WHAT IS ASKED: Transcribe the data that follows precisely, omitting nothing.

START RECORDS FOR THIS EXERCISE

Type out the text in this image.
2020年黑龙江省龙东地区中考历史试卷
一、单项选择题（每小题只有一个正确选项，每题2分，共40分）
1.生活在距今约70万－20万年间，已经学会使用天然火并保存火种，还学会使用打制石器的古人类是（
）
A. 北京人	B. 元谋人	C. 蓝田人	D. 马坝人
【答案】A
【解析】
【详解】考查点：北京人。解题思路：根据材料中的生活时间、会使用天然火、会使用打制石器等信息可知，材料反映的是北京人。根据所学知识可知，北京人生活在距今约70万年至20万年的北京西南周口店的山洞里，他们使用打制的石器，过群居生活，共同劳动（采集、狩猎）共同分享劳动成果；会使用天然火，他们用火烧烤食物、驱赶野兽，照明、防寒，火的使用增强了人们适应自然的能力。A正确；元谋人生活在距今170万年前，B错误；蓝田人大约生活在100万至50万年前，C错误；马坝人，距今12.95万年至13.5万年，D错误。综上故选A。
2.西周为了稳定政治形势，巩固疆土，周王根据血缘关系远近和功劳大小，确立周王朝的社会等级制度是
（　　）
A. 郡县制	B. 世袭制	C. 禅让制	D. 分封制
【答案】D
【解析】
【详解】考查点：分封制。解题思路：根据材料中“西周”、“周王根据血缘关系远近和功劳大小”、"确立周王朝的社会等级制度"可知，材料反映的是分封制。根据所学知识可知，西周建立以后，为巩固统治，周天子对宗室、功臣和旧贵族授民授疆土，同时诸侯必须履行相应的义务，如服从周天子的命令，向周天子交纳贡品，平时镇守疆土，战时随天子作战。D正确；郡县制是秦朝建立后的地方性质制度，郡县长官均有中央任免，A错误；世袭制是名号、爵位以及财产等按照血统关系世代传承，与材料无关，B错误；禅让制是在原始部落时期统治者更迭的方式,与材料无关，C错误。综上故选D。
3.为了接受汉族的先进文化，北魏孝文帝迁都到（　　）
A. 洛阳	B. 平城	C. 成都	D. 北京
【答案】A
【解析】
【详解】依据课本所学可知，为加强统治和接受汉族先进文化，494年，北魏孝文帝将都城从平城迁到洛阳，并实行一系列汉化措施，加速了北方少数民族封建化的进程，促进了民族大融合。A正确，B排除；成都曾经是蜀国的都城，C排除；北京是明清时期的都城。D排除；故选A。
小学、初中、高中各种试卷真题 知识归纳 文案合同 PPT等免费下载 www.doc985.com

END RECORDS FOR THIS EXERCISE

ANSWER TO THE TASK:
Type out the text in this image.
2020年黑龙江省龙东地区中考历史试卷
一、单项选择题（每小题只有一个正确选项，每题2分，共40分）
1.生活在距今约70万－20万年间，已经学会使用天然火并保存火种，还学会使用打制石器的古人类是（
）
A. 北京人	B. 元谋人	C. 蓝田人	D. 马坝人
【答案】A
【解析】
【详解】考查点：北京人。解题思路：根据材料中的生活时间、会使用天然火、会使用打制石器等信息可知，材料反映的是北京人。根据所学知识可知，北京人生活在距今约70万年至20万年的北京西南周口店的山洞里，他们使用打制的石器，过群居生活，共同劳动（采集、狩猎）共同分享劳动成果；会使用天然火，他们用火烧烤食物、驱赶野兽，照明、防寒，火的使用增强了人们适应自然的能力。A正确；元谋人生活在距今170万年前，B错误；蓝田人大约生活在100万至50万年前，C错误；马坝人，距今12.95万年至13.5万年，D错误。综上故选A。
2.西周为了稳定政治形势，巩固疆土，周王根据血缘关系远近和功劳大小，确立周王朝的社会等级制度是
（　　）
A. 郡县制	B. 世袭制	C. 禅让制	D. 分封制
【答案】D
【解析】
【详解】考查点：分封制。解题思路：根据材料中“西周”、“周王根据血缘关系远近和功劳大小”、"确立周王朝的社会等级制度"可知，材料反映的是分封制。根据所学知识可知，西周建立以后，为巩固统治，周天子对宗室、功臣和旧贵族授民授疆土，同时诸侯必须履行相应的义务，如服从周天子的命令，向周天子交纳贡品，平时镇守疆土，战时随天子作战。D正确；郡县制是秦朝建立后的地方性质制度，郡县长官均有中央任免，A错误；世袭制是名号、爵位以及财产等按照血统关系世代传承，与材料无关，B错误；禅让制是在原始部落时期统治者更迭的方式,与材料无关，C错误。综上故选D。
3.为了接受汉族的先进文化，北魏孝文帝迁都到（　　）
A. 洛阳	B. 平城	C. 成都	D. 北京
【答案】A
【解析】
【详解】依据课本所学可知，为加强统治和接受汉族先进文化，494年，北魏孝文帝将都城从平城迁到洛阳，并实行一系列汉化措施，加速了北方少数民族封建化的进程，促进了民族大融合。A正确，B排除；成都曾经是蜀国的都城，C排除；北京是明清时期的都城。D排除；故选A。
小学、初中、高中各种试卷真题 知识归纳 文案合同 PPT等免费下载 www.doc985.com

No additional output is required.